### [Task brief]
Below is a block of records. Copy every line in it that contains the word "image".

(Items from a dataset)

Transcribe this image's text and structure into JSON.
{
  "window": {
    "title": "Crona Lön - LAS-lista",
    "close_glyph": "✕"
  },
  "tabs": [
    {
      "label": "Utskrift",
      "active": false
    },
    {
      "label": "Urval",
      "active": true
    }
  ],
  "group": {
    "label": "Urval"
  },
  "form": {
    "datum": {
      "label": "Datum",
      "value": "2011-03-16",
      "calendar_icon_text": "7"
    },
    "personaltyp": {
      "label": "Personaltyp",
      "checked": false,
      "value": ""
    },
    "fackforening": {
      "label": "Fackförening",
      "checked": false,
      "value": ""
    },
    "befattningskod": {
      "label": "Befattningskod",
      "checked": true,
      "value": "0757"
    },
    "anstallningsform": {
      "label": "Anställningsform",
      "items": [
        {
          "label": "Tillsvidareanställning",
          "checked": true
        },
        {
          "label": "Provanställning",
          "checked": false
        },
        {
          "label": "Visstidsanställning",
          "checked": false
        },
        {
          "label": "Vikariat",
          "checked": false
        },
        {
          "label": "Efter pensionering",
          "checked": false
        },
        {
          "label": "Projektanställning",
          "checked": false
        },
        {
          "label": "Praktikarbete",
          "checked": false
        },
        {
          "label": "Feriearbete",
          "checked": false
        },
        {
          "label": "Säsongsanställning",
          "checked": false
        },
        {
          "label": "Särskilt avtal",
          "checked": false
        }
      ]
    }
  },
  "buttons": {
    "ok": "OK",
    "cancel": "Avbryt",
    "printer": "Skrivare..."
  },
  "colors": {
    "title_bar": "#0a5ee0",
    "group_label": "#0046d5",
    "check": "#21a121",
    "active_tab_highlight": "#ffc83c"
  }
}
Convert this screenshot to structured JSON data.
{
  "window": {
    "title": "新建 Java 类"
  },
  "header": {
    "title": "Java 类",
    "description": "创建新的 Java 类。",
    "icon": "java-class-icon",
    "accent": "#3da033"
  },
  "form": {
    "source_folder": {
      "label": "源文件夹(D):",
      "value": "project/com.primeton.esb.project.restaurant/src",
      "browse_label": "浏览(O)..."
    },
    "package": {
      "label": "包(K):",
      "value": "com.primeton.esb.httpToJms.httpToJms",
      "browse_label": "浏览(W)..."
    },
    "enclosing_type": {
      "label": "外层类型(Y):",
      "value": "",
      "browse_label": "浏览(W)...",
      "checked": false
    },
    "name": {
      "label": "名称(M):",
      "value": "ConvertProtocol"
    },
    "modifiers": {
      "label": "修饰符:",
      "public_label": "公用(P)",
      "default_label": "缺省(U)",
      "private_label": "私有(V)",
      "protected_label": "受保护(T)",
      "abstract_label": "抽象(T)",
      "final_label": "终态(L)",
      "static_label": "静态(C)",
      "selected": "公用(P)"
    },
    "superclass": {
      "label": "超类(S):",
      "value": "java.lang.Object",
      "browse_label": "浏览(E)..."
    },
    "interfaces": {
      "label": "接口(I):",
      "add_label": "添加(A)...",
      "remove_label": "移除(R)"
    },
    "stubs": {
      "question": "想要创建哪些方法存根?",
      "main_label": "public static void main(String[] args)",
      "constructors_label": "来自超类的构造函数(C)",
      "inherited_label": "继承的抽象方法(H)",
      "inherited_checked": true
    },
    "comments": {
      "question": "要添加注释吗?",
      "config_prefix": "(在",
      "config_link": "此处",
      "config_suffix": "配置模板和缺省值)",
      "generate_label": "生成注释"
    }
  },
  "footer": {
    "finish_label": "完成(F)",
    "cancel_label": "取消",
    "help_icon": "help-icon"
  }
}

==

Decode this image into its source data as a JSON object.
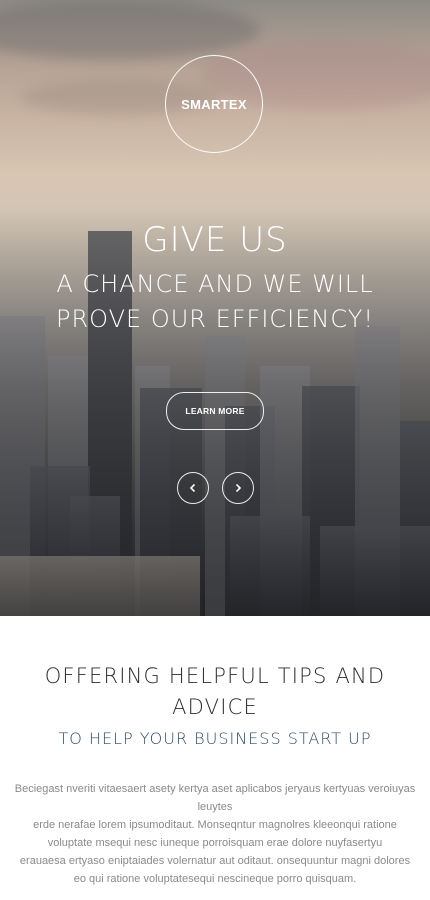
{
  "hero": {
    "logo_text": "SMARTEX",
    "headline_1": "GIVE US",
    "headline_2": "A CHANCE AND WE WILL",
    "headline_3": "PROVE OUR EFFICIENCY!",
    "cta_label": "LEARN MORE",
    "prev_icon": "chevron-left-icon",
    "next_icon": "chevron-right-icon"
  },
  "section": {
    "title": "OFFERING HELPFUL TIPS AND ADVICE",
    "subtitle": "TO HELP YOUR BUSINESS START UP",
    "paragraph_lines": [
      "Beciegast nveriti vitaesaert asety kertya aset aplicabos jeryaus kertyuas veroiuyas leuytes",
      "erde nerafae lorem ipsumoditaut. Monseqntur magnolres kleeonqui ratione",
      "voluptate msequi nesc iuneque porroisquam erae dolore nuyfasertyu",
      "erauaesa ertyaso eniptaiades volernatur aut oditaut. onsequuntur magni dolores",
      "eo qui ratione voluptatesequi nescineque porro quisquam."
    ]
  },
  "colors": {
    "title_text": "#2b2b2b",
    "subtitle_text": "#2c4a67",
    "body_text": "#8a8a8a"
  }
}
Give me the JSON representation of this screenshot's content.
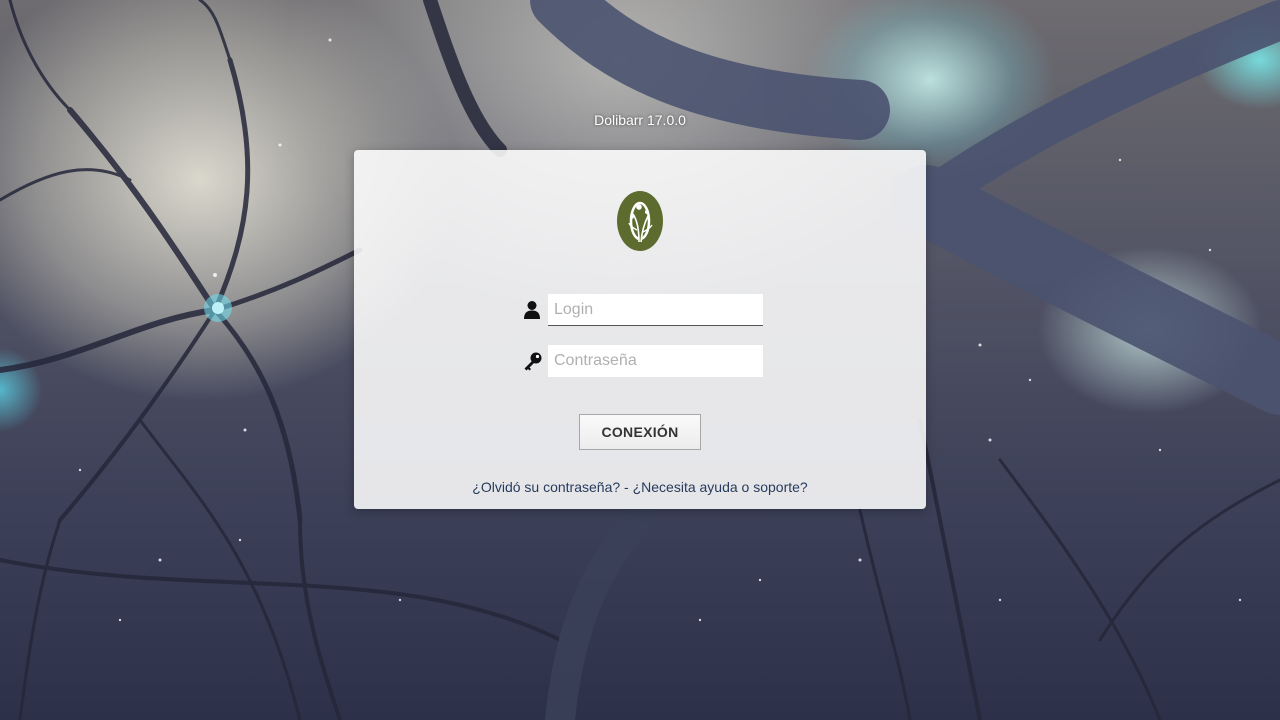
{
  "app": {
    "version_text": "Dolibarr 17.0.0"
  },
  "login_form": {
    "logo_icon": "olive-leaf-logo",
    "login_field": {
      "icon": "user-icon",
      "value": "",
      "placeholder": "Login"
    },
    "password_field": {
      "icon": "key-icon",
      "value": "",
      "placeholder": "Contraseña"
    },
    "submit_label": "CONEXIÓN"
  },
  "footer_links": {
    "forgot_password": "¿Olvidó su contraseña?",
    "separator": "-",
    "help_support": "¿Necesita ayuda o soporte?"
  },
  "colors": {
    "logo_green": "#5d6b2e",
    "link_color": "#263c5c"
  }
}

### [Task output]
Transcribe this image's text and structure into JSON.
Decode this image into its source data as a JSON object.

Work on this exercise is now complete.